Reproduce every entry in the listing without alteration.

* START *

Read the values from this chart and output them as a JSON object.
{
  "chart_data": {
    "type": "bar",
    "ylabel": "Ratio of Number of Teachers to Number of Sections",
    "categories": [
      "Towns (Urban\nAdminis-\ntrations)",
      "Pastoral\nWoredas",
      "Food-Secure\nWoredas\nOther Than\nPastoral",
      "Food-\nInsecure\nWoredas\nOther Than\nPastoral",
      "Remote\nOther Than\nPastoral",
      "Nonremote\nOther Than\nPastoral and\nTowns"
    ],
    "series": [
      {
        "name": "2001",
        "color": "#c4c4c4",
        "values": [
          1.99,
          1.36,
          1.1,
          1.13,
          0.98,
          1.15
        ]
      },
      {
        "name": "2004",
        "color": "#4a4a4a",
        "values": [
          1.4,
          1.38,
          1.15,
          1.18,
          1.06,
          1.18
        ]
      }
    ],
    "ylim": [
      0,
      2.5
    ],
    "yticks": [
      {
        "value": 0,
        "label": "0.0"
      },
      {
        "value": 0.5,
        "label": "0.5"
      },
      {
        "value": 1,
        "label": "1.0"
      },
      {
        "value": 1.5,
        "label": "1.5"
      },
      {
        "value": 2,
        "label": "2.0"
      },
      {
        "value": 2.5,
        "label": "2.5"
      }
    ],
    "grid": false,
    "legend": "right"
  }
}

* END *

* **SOLUTION TO THIS PROBLEM**
Read the values from this chart and output them as a JSON object.
{
  "chart_data": {
    "type": "bar",
    "ylabel": "Ratio of Number of Teachers to Number of Sections",
    "categories": [
      "Towns (Urban\nAdminis-\ntrations)",
      "Pastoral\nWoredas",
      "Food-Secure\nWoredas\nOther Than\nPastoral",
      "Food-\nInsecure\nWoredas\nOther Than\nPastoral",
      "Remote\nOther Than\nPastoral",
      "Nonremote\nOther Than\nPastoral and\nTowns"
    ],
    "series": [
      {
        "name": "2001",
        "color": "#c4c4c4",
        "values": [
          1.99,
          1.36,
          1.1,
          1.13,
          0.98,
          1.15
        ]
      },
      {
        "name": "2004",
        "color": "#4a4a4a",
        "values": [
          1.4,
          1.38,
          1.15,
          1.18,
          1.06,
          1.18
        ]
      }
    ],
    "ylim": [
      0,
      2.5
    ],
    "yticks": [
      {
        "value": 0,
        "label": "0.0"
      },
      {
        "value": 0.5,
        "label": "0.5"
      },
      {
        "value": 1,
        "label": "1.0"
      },
      {
        "value": 1.5,
        "label": "1.5"
      },
      {
        "value": 2,
        "label": "2.0"
      },
      {
        "value": 2.5,
        "label": "2.5"
      }
    ],
    "grid": false,
    "legend": "right"
  }
}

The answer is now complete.